> Exercise prompt:
Your job is to retype all of the data word for word, leaving every image out.

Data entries
[start]

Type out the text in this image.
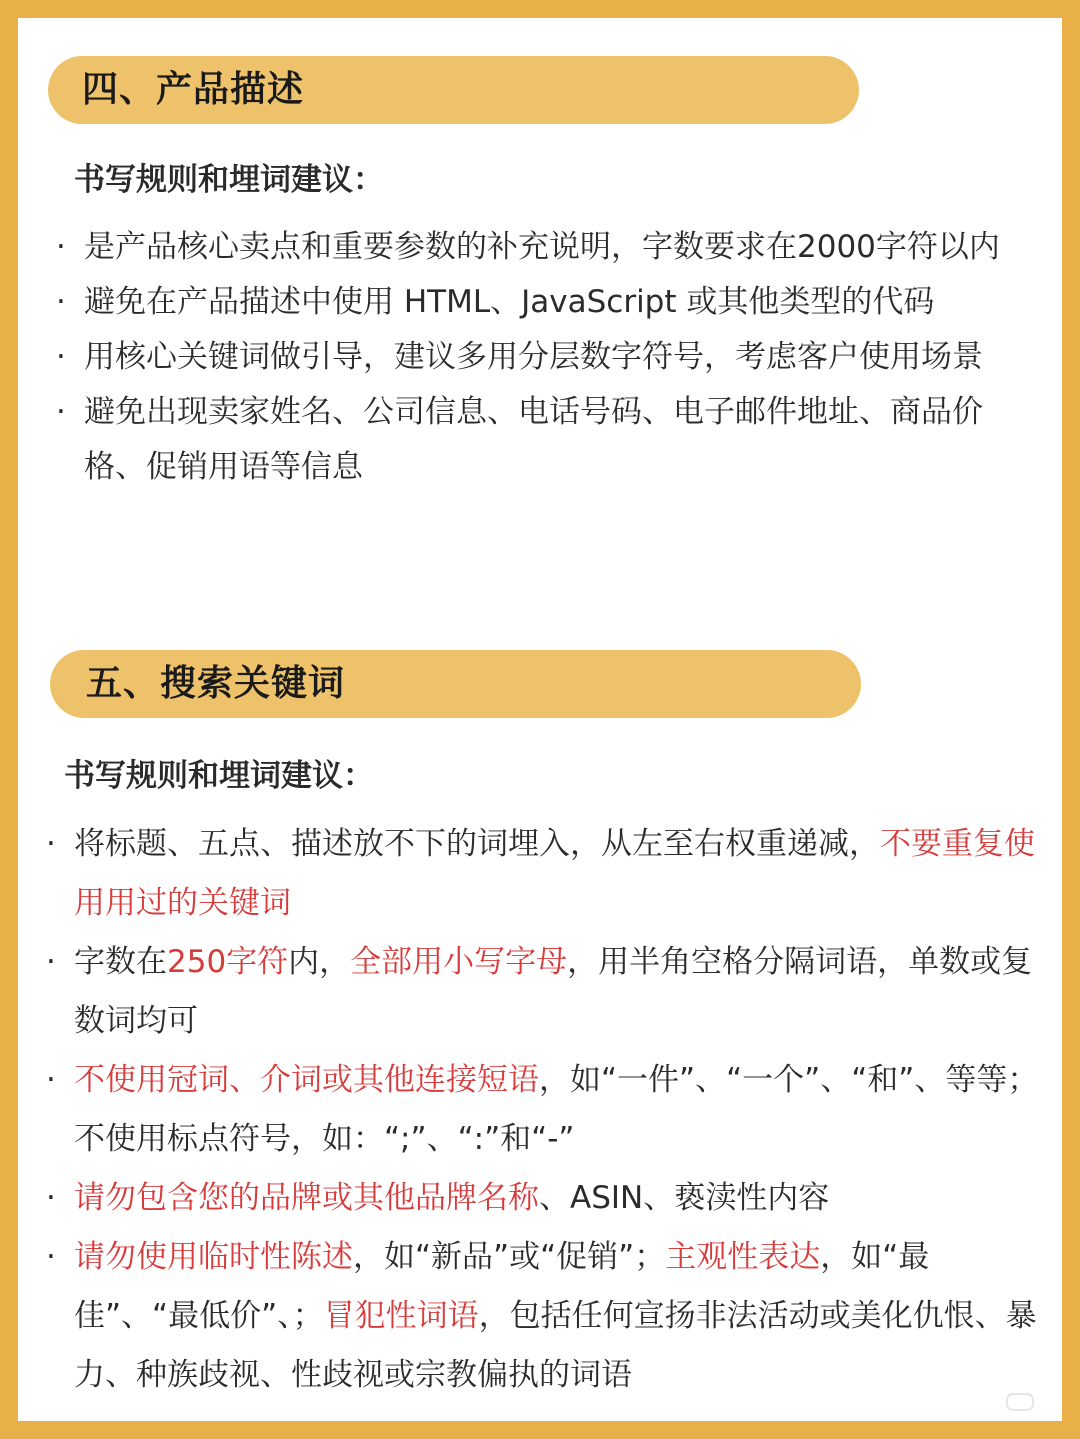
四、产品描述
书写规则和埋词建议：
· 是产品核心卖点和重要参数的补充说明，字数要求在2000字符以内
· 避免在产品描述中使用 HTML、JavaScript 或其他类型的代码
· 用核心关键词做引导，建议多用分层数字符号，考虑客户使用场景
· 避免出现卖家姓名、公司信息、电话号码、电子邮件地址、商品价格、促销用语等信息
五、搜索关键词
书写规则和埋词建议：
· 将标题、五点、描述放不下的词埋入，从左至右权重递减，不要重复使用用过的关键词
· 字数在250字符内，全部用小写字母，用半角空格分隔词语，单数或复数词均可
· 不使用冠词、介词或其他连接短语，如“一件”、“一个”、“和”、等等；不使用标点符号，如：“;”、“:”和“-”
· 请勿包含您的品牌或其他品牌名称、ASIN、亵渎性内容
· 请勿使用临时性陈述，如“新品”或“促销”；主观性表达，如“最佳”、“最低价”、；冒犯性词语，包括任何宣扬非法活动或美化仇恨、暴力、种族歧视、性歧视或宗教偏执的词语
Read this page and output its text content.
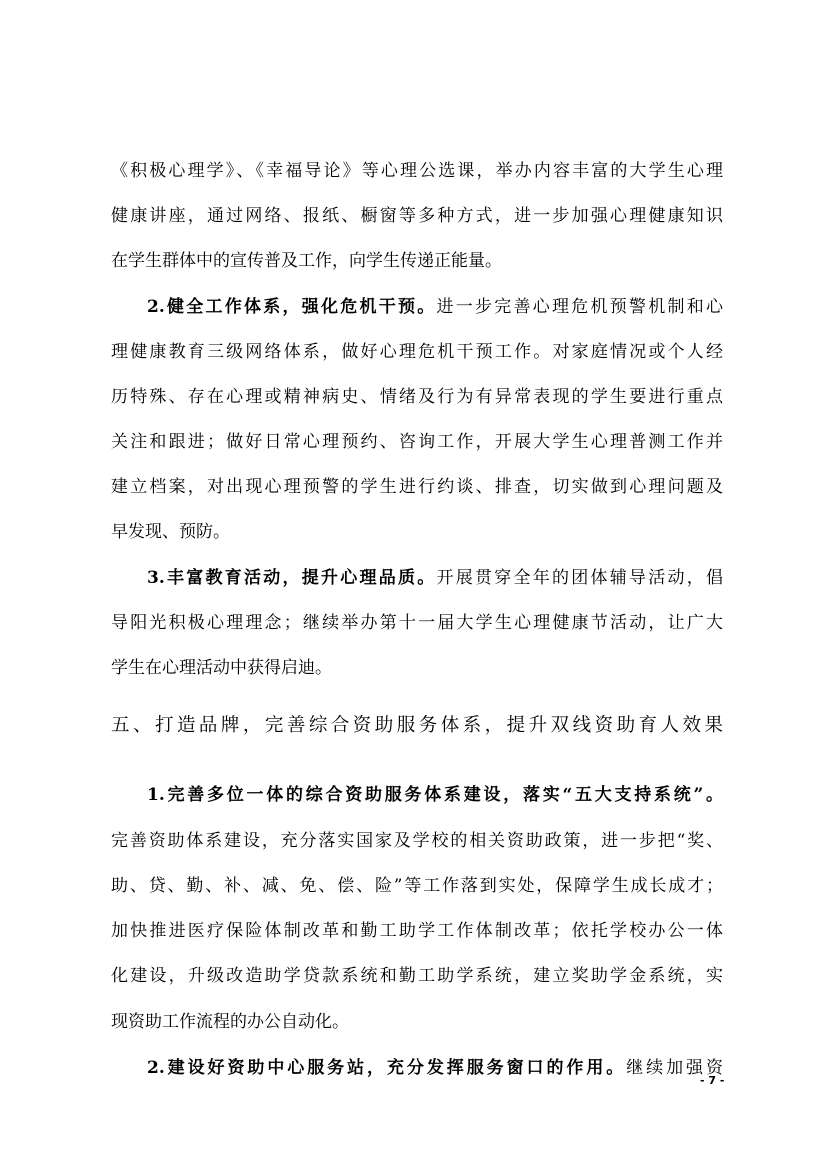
《积极心理学》、《幸福导论》等心理公选课，举办内容丰富的大学生心理
健康讲座，通过网络、报纸、橱窗等多种方式，进一步加强心理健康知识
在学生群体中的宣传普及工作，向学生传递正能量。
2.健全工作体系，强化危机干预。进一步完善心理危机预警机制和心
理健康教育三级网络体系，做好心理危机干预工作。对家庭情况或个人经
历特殊、存在心理或精神病史、情绪及行为有异常表现的学生要进行重点
关注和跟进；做好日常心理预约、咨询工作，开展大学生心理普测工作并
建立档案，对出现心理预警的学生进行约谈、排查，切实做到心理问题及
早发现、预防。
3.丰富教育活动，提升心理品质。开展贯穿全年的团体辅导活动，倡
导阳光积极心理理念；继续举办第十一届大学生心理健康节活动，让广大
学生在心理活动中获得启迪。
五、打造品牌，完善综合资助服务体系，提升双线资助育人效果
1.完善多位一体的综合资助服务体系建设，落实“五大支持系统”。
完善资助体系建设，充分落实国家及学校的相关资助政策，进一步把“奖、
助、贷、勤、补、减、免、偿、险”等工作落到实处，保障学生成长成才；
加快推进医疗保险体制改革和勤工助学工作体制改革；依托学校办公一体
化建设，升级改造助学贷款系统和勤工助学系统，建立奖助学金系统，实
现资助工作流程的办公自动化。
2.建设好资助中心服务站，充分发挥服务窗口的作用。继续加强资
- 7 -
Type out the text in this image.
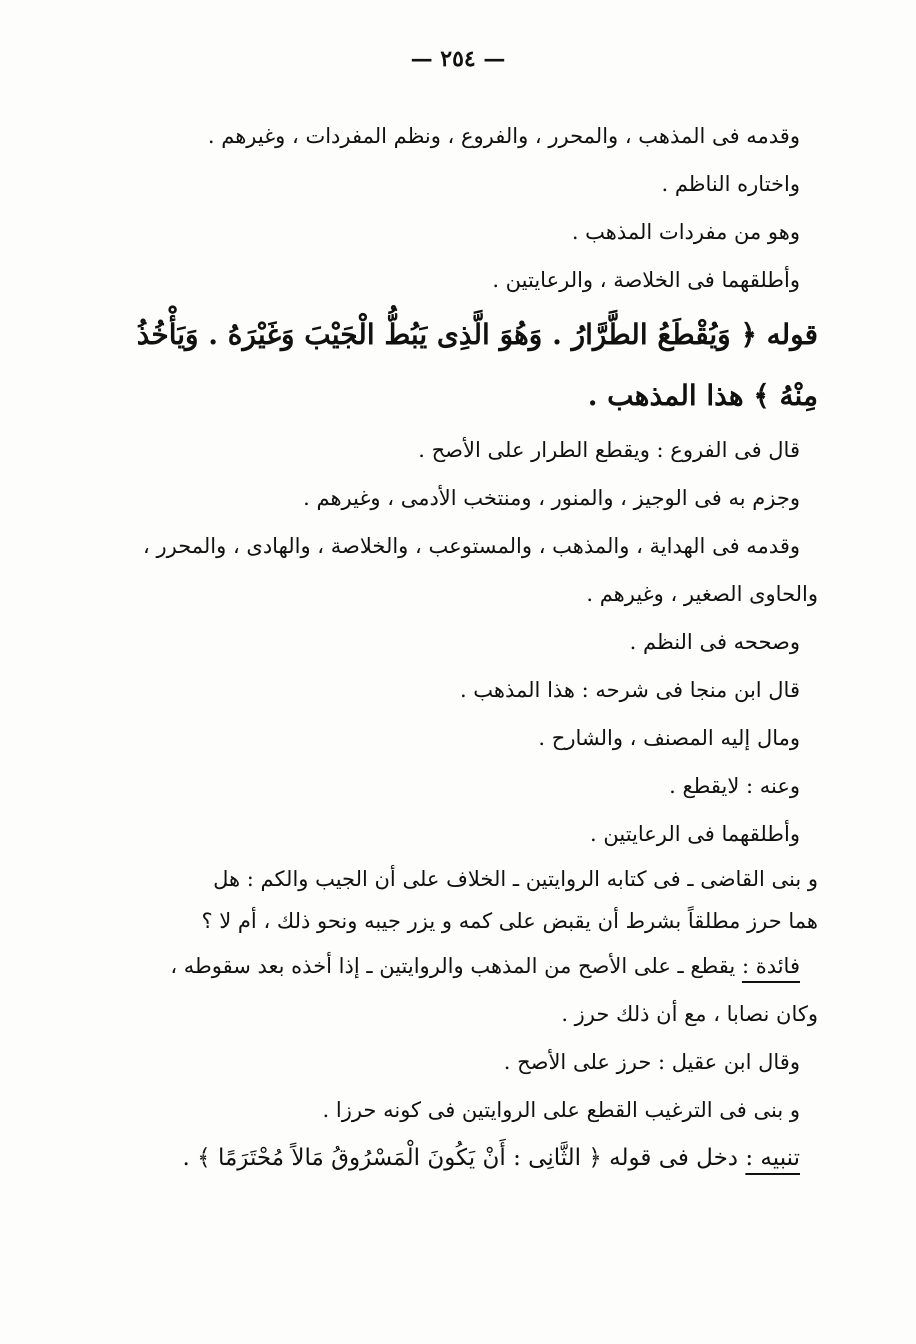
— ٢٥٤ —
وقدمه فى المذهب ، والمحرر ، والفروع ، ونظم المفردات ، وغيرهم .
واختاره الناظم .
وهو من مفردات المذهب .
وأطلقهما فى الخلاصة ، والرعايتين .
قوله ﴿ وَيُقْطَعُ الطَّرَّارُ . وَهُوَ الَّذِى يَبُطُّ الْجَيْبَ وَغَيْرَهُ . وَيَأْخُذُ
مِنْهُ ﴾ هذا المذهب .
قال فى الفروع : ويقطع الطرار على الأصح .
وجزم به فى الوجيز ، والمنور ، ومنتخب الأدمى ، وغيرهم .
وقدمه فى الهداية ، والمذهب ، والمستوعب ، والخلاصة ، والهادى ، والمحرر ،
والحاوى الصغير ، وغيرهم .
وصححه فى النظم .
قال ابن منجا فى شرحه : هذا المذهب .
ومال إليه المصنف ، والشارح .
وعنه : لايقطع .
وأطلقهما فى الرعايتين .
و بنى القاضى ـ فى كتابه الروايتين ـ الخلاف على أن الجيب والكم : هل
هما حرز مطلقاً بشرط أن يقبض على كمه و يزر جيبه ونحو ذلك ، أم لا ؟
فائدة : يقطع ـ على الأصح من المذهب والروايتين ـ إذا أخذه بعد سقوطه ،
وكان نصابا ، مع أن ذلك حرز .
وقال ابن عقيل : حرز على الأصح .
و بنى فى الترغيب القطع على الروايتين فى كونه حرزا .
تنبيه : دخل فى قوله ﴿ الثَّانِى : أَنْ يَكُونَ الْمَسْرُوقُ مَالاً مُحْتَرَمًا ﴾ .
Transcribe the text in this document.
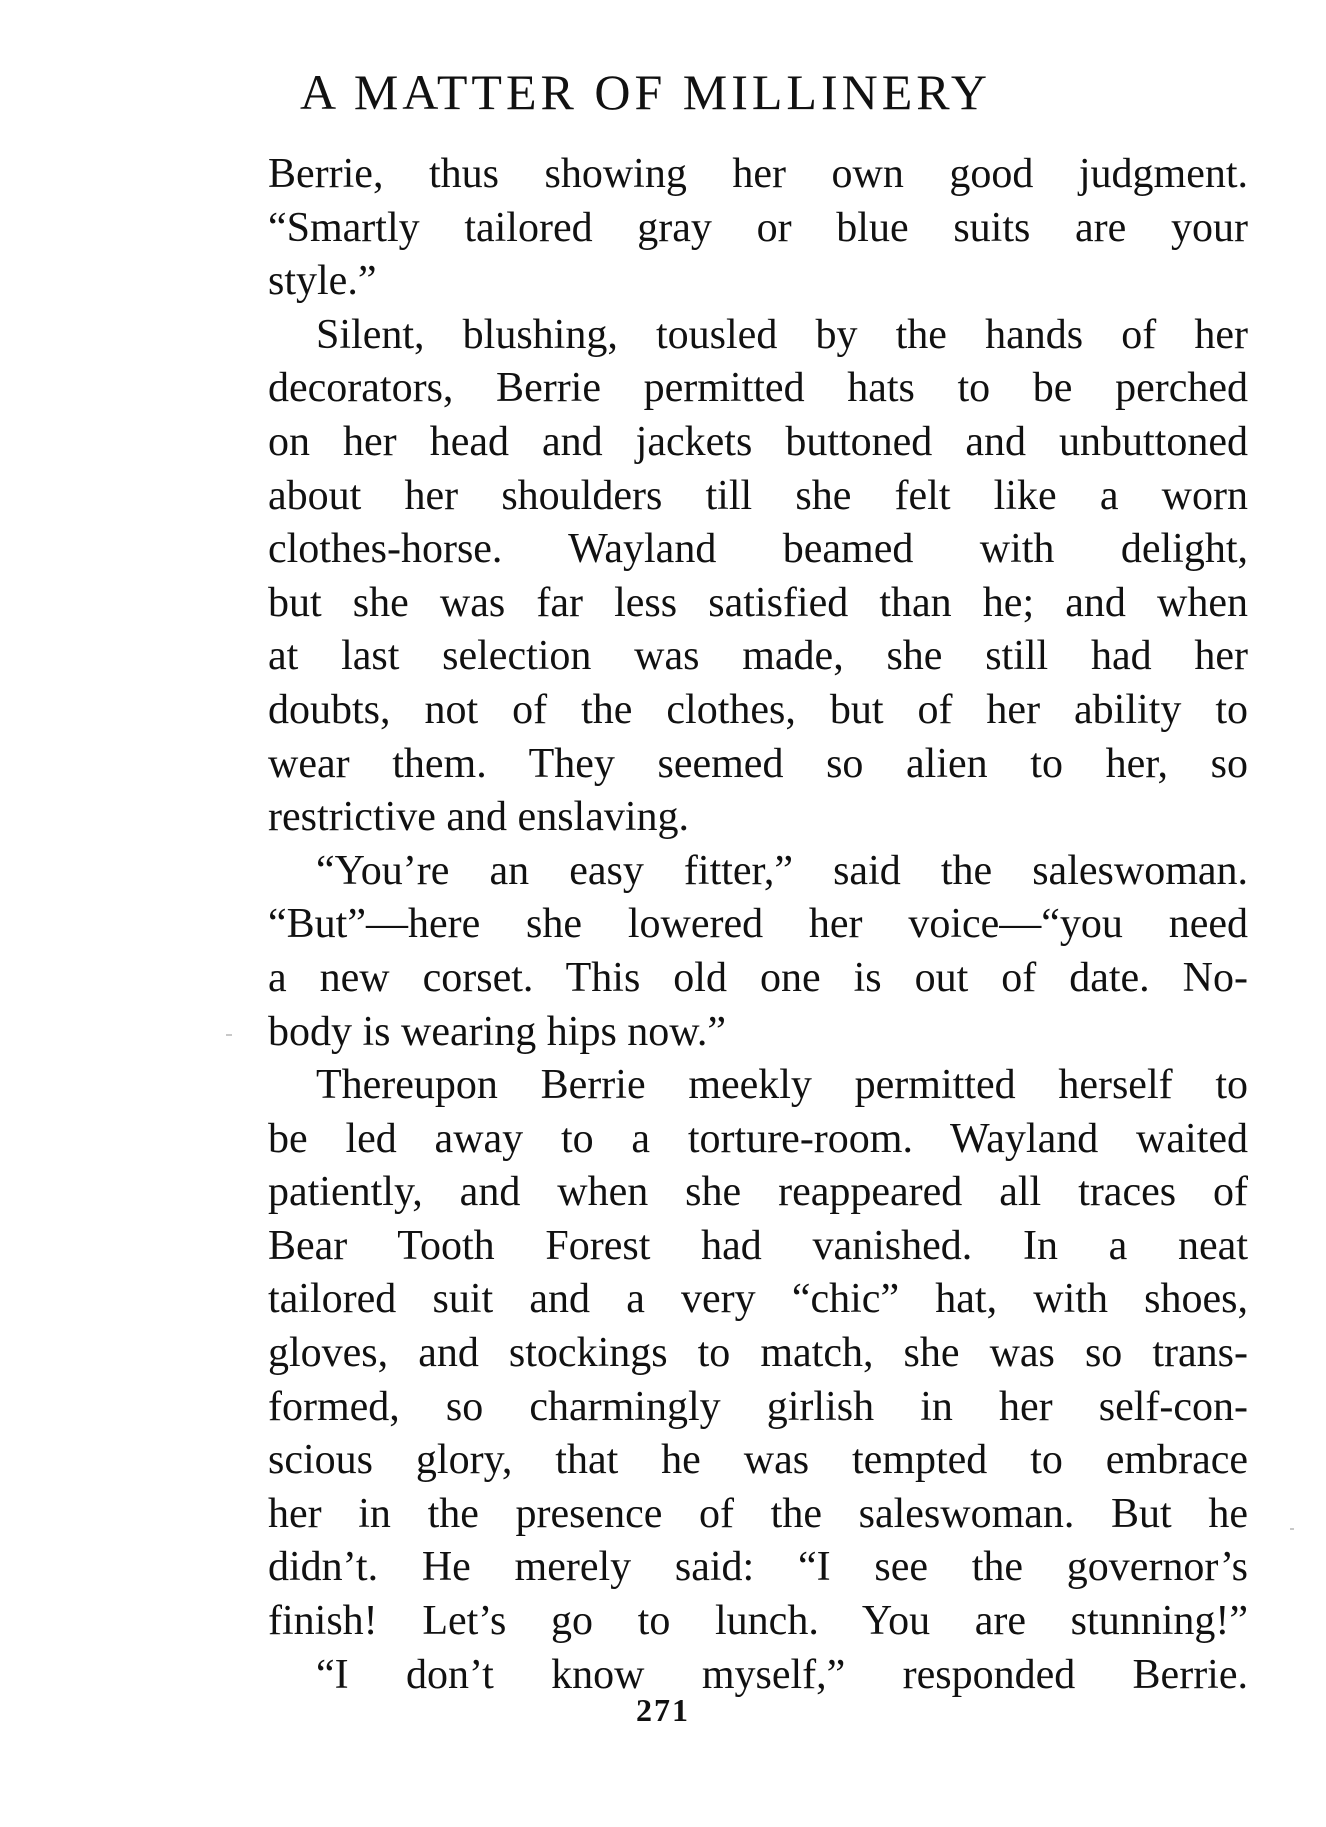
A MATTER OF MILLINERY
Berrie, thus showing her own good judgment.
“Smartly tailored gray or blue suits are your
style.”
Silent, blushing, tousled by the hands of her
decorators, Berrie permitted hats to be perched
on her head and jackets buttoned and unbuttoned
about her shoulders till she felt like a worn
clothes-horse. Wayland beamed with delight,
but she was far less satisfied than he; and when
at last selection was made, she still had her
doubts, not of the clothes, but of her ability to
wear them. They seemed so alien to her, so
restrictive and enslaving.
“You’re an easy fitter,” said the saleswoman.
“But”—here she lowered her voice—“you need
a new corset. This old one is out of date. No-
body is wearing hips now.”
Thereupon Berrie meekly permitted herself to
be led away to a torture-room. Wayland waited
patiently, and when she reappeared all traces of
Bear Tooth Forest had vanished. In a neat
tailored suit and a very “chic” hat, with shoes,
gloves, and stockings to match, she was so trans-
formed, so charmingly girlish in her self-con-
scious glory, that he was tempted to embrace
her in the presence of the saleswoman. But he
didn’t. He merely said: “I see the governor’s
finish! Let’s go to lunch. You are stunning!”
“I don’t know myself,” responded Berrie.
271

[end]

> Final result:
Type out the text in this image.
四、产品描述
书写规则和埋词建议：
· 是产品核心卖点和重要参数的补充说明，字数要求在2000字符以内
· 避免在产品描述中使用 HTML、JavaScript 或其他类型的代码
· 用核心关键词做引导，建议多用分层数字符号，考虑客户使用场景
· 避免出现卖家姓名、公司信息、电话号码、电子邮件地址、商品价格、促销用语等信息
五、搜索关键词
书写规则和埋词建议：
· 将标题、五点、描述放不下的词埋入，从左至右权重递减，不要重复使用用过的关键词
· 字数在250字符内，全部用小写字母，用半角空格分隔词语，单数或复数词均可
· 不使用冠词、介词或其他连接短语，如“一件”、“一个”、“和”、等等；不使用标点符号，如：“;”、“:”和“-”
· 请勿包含您的品牌或其他品牌名称、ASIN、亵渎性内容
· 请勿使用临时性陈述，如“新品”或“促销”；主观性表达，如“最佳”、“最低价”、；冒犯性词语，包括任何宣扬非法活动或美化仇恨、暴力、种族歧视、性歧视或宗教偏执的词语
Read this page and output its text content.
《积极心理学》、《幸福导论》等心理公选课，举办内容丰富的大学生心理
健康讲座，通过网络、报纸、橱窗等多种方式，进一步加强心理健康知识
在学生群体中的宣传普及工作，向学生传递正能量。
2.健全工作体系，强化危机干预。进一步完善心理危机预警机制和心
理健康教育三级网络体系，做好心理危机干预工作。对家庭情况或个人经
历特殊、存在心理或精神病史、情绪及行为有异常表现的学生要进行重点
关注和跟进；做好日常心理预约、咨询工作，开展大学生心理普测工作并
建立档案，对出现心理预警的学生进行约谈、排查，切实做到心理问题及
早发现、预防。
3.丰富教育活动，提升心理品质。开展贯穿全年的团体辅导活动，倡
导阳光积极心理理念；继续举办第十一届大学生心理健康节活动，让广大
学生在心理活动中获得启迪。
五、打造品牌，完善综合资助服务体系，提升双线资助育人效果
1.完善多位一体的综合资助服务体系建设，落实“五大支持系统”。
完善资助体系建设，充分落实国家及学校的相关资助政策，进一步把“奖、
助、贷、勤、补、减、免、偿、险”等工作落到实处，保障学生成长成才；
加快推进医疗保险体制改革和勤工助学工作体制改革；依托学校办公一体
化建设，升级改造助学贷款系统和勤工助学系统，建立奖助学金系统，实
现资助工作流程的办公自动化。
2.建设好资助中心服务站，充分发挥服务窗口的作用。继续加强资
- 7 -
Type out the text in this image.
— ٢٥٤ —
وقدمه فى المذهب ، والمحرر ، والفروع ، ونظم المفردات ، وغيرهم .
واختاره الناظم .
وهو من مفردات المذهب .
وأطلقهما فى الخلاصة ، والرعايتين .
قوله ﴿ وَيُقْطَعُ الطَّرَّارُ . وَهُوَ الَّذِى يَبُطُّ الْجَيْبَ وَغَيْرَهُ . وَيَأْخُذُ
مِنْهُ ﴾ هذا المذهب .
قال فى الفروع : ويقطع الطرار على الأصح .
وجزم به فى الوجيز ، والمنور ، ومنتخب الأدمى ، وغيرهم .
وقدمه فى الهداية ، والمذهب ، والمستوعب ، والخلاصة ، والهادى ، والمحرر ،
والحاوى الصغير ، وغيرهم .
وصححه فى النظم .
قال ابن منجا فى شرحه : هذا المذهب .
ومال إليه المصنف ، والشارح .
وعنه : لايقطع .
وأطلقهما فى الرعايتين .
و بنى القاضى ـ فى كتابه الروايتين ـ الخلاف على أن الجيب والكم : هل
هما حرز مطلقاً بشرط أن يقبض على كمه و يزر جيبه ونحو ذلك ، أم لا ؟
فائدة : يقطع ـ على الأصح من المذهب والروايتين ـ إذا أخذه بعد سقوطه ،
وكان نصابا ، مع أن ذلك حرز .
وقال ابن عقيل : حرز على الأصح .
و بنى فى الترغيب القطع على الروايتين فى كونه حرزا .
تنبيه : دخل فى قوله ﴿ الثَّانِى : أَنْ يَكُونَ الْمَسْرُوقُ مَالاً مُحْتَرَمًا ﴾ .
Transcribe the text in this document.
A MATTER OF MILLINERY
Berrie, thus showing her own good judgment.
“Smartly tailored gray or blue suits are your
style.”
Silent, blushing, tousled by the hands of her
decorators, Berrie permitted hats to be perched
on her head and jackets buttoned and unbuttoned
about her shoulders till she felt like a worn
clothes-horse. Wayland beamed with delight,
but she was far less satisfied than he; and when
at last selection was made, she still had her
doubts, not of the clothes, but of her ability to
wear them. They seemed so alien to her, so
restrictive and enslaving.
“You’re an easy fitter,” said the saleswoman.
“But”—here she lowered her voice—“you need
a new corset. This old one is out of date. No-
body is wearing hips now.”
Thereupon Berrie meekly permitted herself to
be led away to a torture-room. Wayland waited
patiently, and when she reappeared all traces of
Bear Tooth Forest had vanished. In a neat
tailored suit and a very “chic” hat, with shoes,
gloves, and stockings to match, she was so trans-
formed, so charmingly girlish in her self-con-
scious glory, that he was tempted to embrace
her in the presence of the saleswoman. But he
didn’t. He merely said: “I see the governor’s
finish! Let’s go to lunch. You are stunning!”
“I don’t know myself,” responded Berrie.
271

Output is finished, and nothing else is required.